— Begin Dataset extract —
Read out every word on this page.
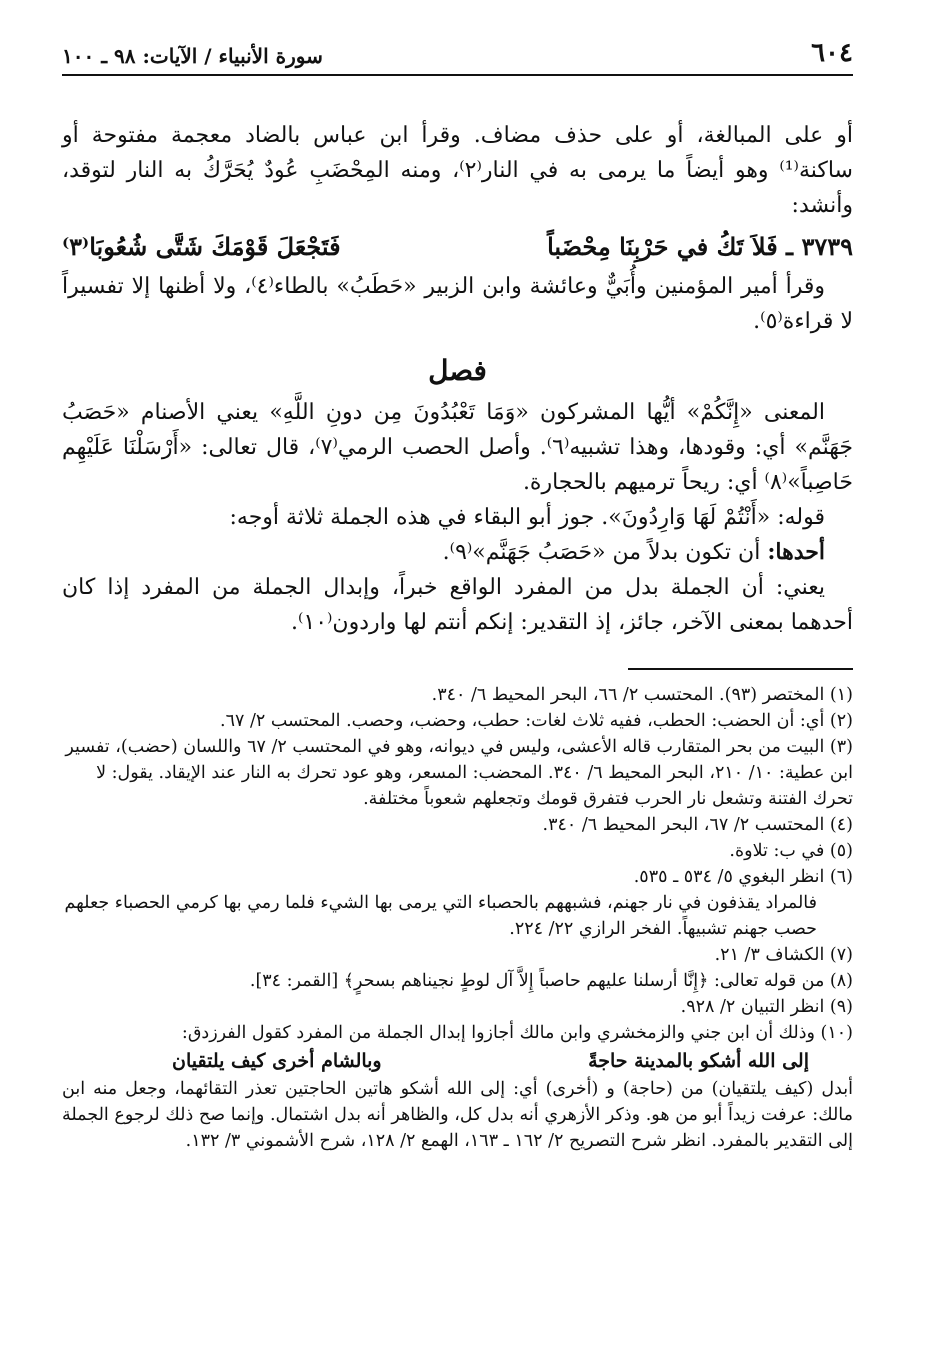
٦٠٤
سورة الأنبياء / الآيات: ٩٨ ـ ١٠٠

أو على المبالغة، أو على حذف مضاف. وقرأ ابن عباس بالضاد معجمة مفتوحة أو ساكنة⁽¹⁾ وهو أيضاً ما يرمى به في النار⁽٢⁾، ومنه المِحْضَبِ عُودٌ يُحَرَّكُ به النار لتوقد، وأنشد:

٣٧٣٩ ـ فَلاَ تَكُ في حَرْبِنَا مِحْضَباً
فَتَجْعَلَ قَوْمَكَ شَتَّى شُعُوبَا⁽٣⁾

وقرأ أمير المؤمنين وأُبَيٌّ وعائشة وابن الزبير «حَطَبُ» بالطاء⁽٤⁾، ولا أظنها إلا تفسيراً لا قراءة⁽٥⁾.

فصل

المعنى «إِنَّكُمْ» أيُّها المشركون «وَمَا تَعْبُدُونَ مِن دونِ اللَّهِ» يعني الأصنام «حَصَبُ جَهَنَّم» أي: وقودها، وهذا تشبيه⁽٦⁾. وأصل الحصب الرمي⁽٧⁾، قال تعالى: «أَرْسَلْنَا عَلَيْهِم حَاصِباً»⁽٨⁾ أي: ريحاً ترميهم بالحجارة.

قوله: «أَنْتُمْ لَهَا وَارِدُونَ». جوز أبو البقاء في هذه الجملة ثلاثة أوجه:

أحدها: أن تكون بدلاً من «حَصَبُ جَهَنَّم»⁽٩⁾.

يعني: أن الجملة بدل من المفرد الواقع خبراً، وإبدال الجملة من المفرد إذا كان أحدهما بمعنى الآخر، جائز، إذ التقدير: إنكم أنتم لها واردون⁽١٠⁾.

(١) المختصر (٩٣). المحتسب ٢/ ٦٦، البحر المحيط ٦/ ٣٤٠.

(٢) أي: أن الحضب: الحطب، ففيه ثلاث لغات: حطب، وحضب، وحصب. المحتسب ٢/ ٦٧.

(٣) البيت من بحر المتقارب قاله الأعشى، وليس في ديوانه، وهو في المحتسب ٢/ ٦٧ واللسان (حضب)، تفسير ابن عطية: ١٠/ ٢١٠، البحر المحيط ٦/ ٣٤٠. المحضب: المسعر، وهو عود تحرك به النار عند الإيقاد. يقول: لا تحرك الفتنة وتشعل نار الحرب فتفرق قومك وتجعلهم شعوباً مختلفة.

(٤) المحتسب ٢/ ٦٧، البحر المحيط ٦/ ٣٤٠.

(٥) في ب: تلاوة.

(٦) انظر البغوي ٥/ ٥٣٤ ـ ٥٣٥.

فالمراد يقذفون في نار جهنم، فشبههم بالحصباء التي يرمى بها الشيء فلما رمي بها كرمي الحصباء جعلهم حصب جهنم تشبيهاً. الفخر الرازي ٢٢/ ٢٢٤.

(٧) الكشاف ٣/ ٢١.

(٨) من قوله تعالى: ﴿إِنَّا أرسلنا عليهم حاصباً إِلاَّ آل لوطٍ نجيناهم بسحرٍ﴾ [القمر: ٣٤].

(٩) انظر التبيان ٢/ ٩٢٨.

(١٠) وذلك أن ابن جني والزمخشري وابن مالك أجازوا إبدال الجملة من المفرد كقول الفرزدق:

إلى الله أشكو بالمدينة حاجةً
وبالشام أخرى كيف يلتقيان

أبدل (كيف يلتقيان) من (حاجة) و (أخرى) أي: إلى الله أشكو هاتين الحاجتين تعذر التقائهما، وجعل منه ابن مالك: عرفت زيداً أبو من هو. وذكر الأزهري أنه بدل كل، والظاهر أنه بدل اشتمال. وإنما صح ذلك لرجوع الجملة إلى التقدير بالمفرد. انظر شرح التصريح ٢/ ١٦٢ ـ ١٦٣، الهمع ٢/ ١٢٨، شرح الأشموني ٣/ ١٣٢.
— End Dataset extract —
**Instructions for the task:**
Filter the records, keeping only lines that contain "انظر", and show those lines.

**Full output:**
(٦) انظر البغوي ٥/ ٥٣٤ ـ ٥٣٥.
(٩) انظر التبيان ٢/ ٩٢٨.
أبدل (كيف يلتقيان) من (حاجة) و (أخرى) أي: إلى الله أشكو هاتين الحاجتين تعذر التقائهما، وجعل منه ابن مالك: عرفت زيداً أبو من هو. وذكر الأزهري أنه بدل كل، والظاهر أنه بدل اشتمال. وإنما صح ذلك لرجوع الجملة إلى التقدير بالمفرد. انظر شرح التصريح ٢/ ١٦٢ ـ ١٦٣، الهمع ٢/ ١٢٨، شرح الأشموني ٣/ ١٣٢.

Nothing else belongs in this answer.